** BEGIN Data for processing **

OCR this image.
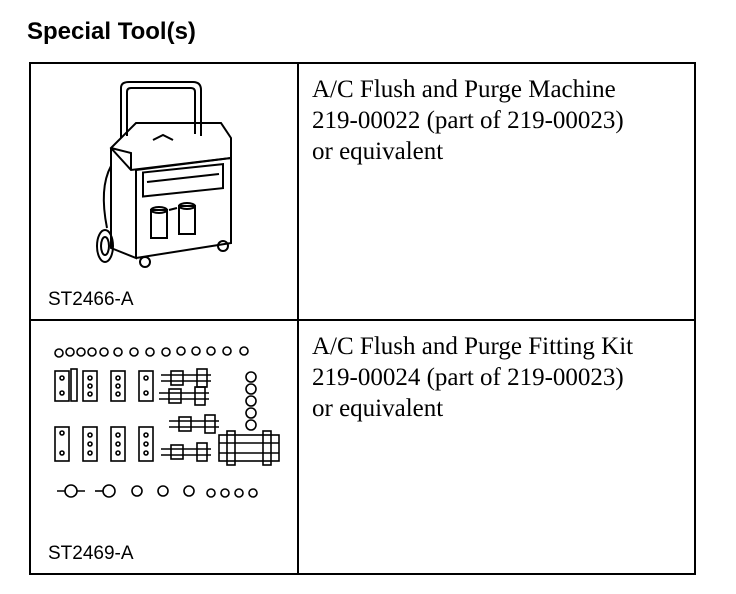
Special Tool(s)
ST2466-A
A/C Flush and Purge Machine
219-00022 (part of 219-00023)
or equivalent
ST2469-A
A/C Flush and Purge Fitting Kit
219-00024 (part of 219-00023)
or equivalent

** END Data for processing **
** BEGIN Data for processing **

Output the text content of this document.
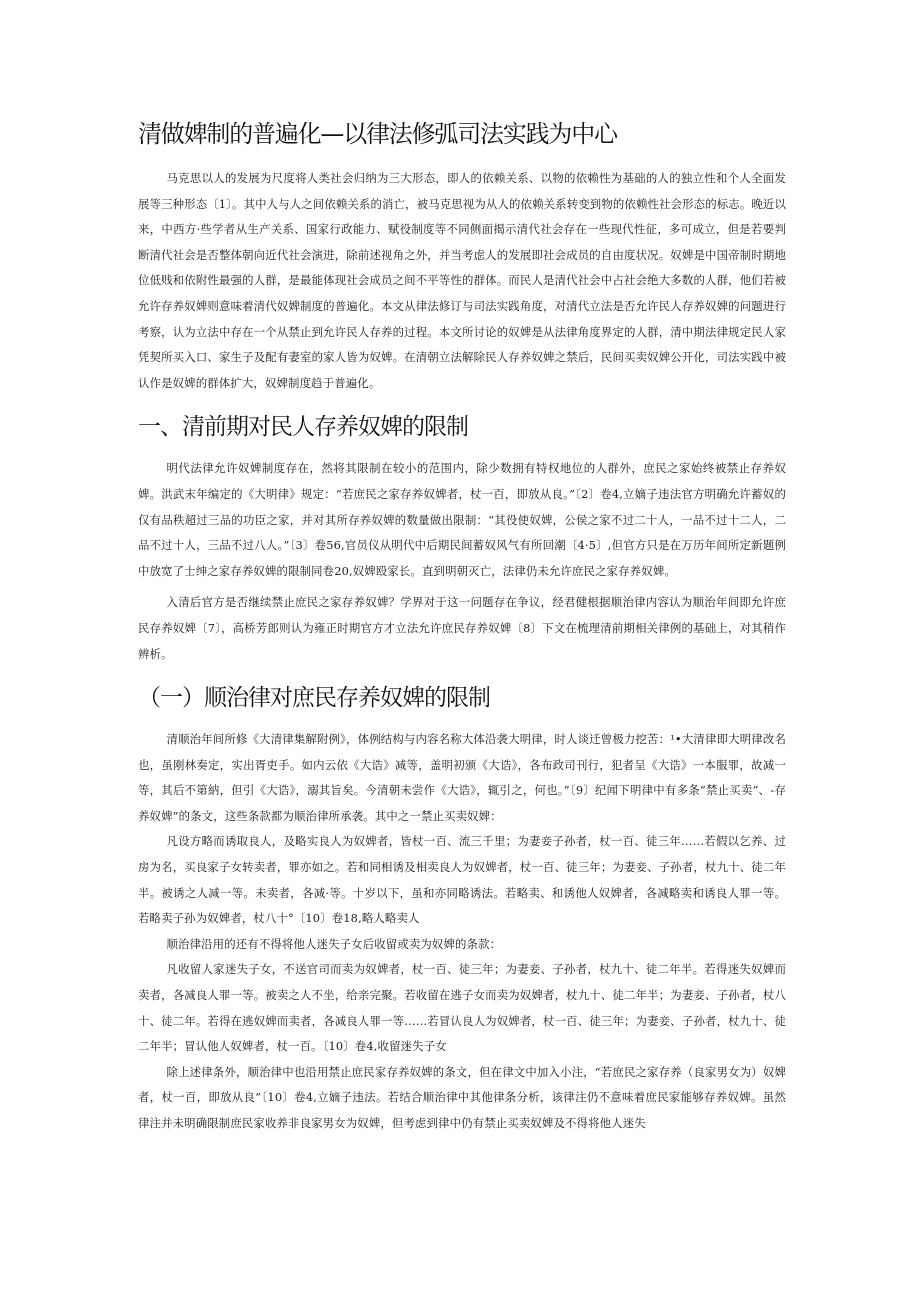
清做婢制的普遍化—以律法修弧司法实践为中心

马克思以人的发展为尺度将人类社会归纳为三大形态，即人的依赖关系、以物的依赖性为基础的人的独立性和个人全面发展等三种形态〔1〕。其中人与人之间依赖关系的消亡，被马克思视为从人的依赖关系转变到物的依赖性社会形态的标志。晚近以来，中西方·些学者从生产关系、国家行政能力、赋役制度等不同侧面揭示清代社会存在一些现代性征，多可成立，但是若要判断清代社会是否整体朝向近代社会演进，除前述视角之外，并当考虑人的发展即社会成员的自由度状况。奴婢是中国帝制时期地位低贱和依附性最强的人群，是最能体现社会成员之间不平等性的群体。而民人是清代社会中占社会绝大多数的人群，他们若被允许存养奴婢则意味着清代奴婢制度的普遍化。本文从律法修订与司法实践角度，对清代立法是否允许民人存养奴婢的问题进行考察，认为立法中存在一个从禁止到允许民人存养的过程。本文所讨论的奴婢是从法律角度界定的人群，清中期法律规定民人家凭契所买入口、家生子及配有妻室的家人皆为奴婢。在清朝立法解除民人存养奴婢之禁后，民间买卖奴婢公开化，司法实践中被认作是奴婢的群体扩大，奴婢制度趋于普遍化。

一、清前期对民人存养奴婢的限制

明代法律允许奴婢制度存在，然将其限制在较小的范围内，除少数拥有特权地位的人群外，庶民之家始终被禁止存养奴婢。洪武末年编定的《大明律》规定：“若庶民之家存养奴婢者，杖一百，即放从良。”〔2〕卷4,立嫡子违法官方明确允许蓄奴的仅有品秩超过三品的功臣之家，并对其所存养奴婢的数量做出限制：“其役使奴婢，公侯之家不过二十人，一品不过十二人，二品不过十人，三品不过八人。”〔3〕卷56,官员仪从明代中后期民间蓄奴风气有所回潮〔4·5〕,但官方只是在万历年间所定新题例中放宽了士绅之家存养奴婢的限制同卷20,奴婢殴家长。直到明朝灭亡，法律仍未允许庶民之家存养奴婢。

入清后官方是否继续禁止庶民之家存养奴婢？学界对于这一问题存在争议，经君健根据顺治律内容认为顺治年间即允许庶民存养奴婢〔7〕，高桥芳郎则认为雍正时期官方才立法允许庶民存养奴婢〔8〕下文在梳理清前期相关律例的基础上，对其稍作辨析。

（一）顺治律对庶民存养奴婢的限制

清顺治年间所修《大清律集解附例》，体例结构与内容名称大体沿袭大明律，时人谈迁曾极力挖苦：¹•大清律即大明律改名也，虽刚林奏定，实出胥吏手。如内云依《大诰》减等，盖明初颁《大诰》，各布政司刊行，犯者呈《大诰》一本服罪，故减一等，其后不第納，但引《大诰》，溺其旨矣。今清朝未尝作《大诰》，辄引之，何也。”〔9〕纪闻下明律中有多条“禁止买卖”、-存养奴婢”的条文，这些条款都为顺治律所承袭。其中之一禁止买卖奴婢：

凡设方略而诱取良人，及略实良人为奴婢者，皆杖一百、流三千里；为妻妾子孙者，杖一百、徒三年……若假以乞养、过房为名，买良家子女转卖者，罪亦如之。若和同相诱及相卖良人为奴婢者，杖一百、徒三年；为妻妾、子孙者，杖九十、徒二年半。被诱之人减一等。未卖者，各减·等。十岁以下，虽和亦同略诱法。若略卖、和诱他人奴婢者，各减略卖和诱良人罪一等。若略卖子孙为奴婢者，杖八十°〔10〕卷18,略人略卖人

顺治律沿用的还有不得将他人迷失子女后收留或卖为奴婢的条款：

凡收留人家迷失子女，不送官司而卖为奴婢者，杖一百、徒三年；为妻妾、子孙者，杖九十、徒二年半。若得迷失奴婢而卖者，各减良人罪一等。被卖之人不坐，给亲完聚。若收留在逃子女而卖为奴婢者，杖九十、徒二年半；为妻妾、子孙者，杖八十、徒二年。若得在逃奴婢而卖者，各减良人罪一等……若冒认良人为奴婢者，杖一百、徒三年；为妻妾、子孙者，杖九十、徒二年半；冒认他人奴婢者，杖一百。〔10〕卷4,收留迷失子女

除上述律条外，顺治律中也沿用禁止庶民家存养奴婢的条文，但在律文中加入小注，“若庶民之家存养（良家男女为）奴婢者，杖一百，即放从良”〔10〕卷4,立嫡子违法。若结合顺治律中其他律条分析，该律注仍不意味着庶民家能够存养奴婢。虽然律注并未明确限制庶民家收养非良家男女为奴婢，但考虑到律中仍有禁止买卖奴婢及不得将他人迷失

** END Data for processing **

(Problem statement) Using the listing above, say how many of its lines contain the string "this", giving nothing but the figure.

(Completed task) 2